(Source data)
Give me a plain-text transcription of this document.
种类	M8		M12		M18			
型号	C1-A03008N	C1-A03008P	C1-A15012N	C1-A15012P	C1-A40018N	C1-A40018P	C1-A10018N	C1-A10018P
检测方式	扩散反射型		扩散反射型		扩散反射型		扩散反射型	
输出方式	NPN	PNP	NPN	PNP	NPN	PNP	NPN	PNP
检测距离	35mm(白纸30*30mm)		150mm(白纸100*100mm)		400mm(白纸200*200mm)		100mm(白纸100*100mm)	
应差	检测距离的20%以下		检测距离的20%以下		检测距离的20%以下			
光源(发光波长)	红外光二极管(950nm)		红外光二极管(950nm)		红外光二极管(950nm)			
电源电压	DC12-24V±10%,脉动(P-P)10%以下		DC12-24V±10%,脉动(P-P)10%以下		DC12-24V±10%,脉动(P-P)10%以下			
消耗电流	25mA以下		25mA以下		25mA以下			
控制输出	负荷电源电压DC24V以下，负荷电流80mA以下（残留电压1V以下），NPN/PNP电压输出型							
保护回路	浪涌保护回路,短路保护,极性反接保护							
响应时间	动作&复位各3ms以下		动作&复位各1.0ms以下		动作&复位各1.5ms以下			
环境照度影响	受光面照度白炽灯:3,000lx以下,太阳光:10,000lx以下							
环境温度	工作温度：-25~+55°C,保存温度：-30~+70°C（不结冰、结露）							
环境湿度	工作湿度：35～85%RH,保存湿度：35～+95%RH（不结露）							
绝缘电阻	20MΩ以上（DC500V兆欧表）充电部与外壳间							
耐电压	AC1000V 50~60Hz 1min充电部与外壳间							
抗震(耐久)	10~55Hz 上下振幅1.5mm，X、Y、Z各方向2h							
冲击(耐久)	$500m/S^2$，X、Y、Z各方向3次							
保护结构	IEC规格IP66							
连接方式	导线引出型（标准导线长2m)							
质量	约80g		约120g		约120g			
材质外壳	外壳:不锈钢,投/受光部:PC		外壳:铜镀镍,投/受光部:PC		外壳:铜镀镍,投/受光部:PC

• GIVEN TASK
Make a verbatim copy of every entry shown above.

• EXERCISE ANSWER
Give me a plain-text transcription of this document.
种类	M8		M12		M18			
型号	C1-A03008N	C1-A03008P	C1-A15012N	C1-A15012P	C1-A40018N	C1-A40018P	C1-A10018N	C1-A10018P
检测方式	扩散反射型		扩散反射型		扩散反射型		扩散反射型	
输出方式	NPN	PNP	NPN	PNP	NPN	PNP	NPN	PNP
检测距离	35mm(白纸30*30mm)		150mm(白纸100*100mm)		400mm(白纸200*200mm)		100mm(白纸100*100mm)	
应差	检测距离的20%以下		检测距离的20%以下		检测距离的20%以下			
光源(发光波长)	红外光二极管(950nm)		红外光二极管(950nm)		红外光二极管(950nm)			
电源电压	DC12-24V±10%,脉动(P-P)10%以下		DC12-24V±10%,脉动(P-P)10%以下		DC12-24V±10%,脉动(P-P)10%以下			
消耗电流	25mA以下		25mA以下		25mA以下			
控制输出	负荷电源电压DC24V以下，负荷电流80mA以下（残留电压1V以下），NPN/PNP电压输出型							
保护回路	浪涌保护回路,短路保护,极性反接保护							
响应时间	动作&复位各3ms以下		动作&复位各1.0ms以下		动作&复位各1.5ms以下			
环境照度影响	受光面照度白炽灯:3,000lx以下,太阳光:10,000lx以下							
环境温度	工作温度：-25~+55°C,保存温度：-30~+70°C（不结冰、结露）							
环境湿度	工作湿度：35～85%RH,保存湿度：35～+95%RH（不结露）							
绝缘电阻	20MΩ以上（DC500V兆欧表）充电部与外壳间							
耐电压	AC1000V 50~60Hz 1min充电部与外壳间							
抗震(耐久)	10~55Hz 上下振幅1.5mm，X、Y、Z各方向2h							
冲击(耐久)	$500m/S^2$，X、Y、Z各方向3次							
保护结构	IEC规格IP66							
连接方式	导线引出型（标准导线长2m)							
质量	约80g		约120g		约120g			
材质外壳	外壳:不锈钢,投/受光部:PC		外壳:铜镀镍,投/受光部:PC		外壳:铜镀镍,投/受光部:PC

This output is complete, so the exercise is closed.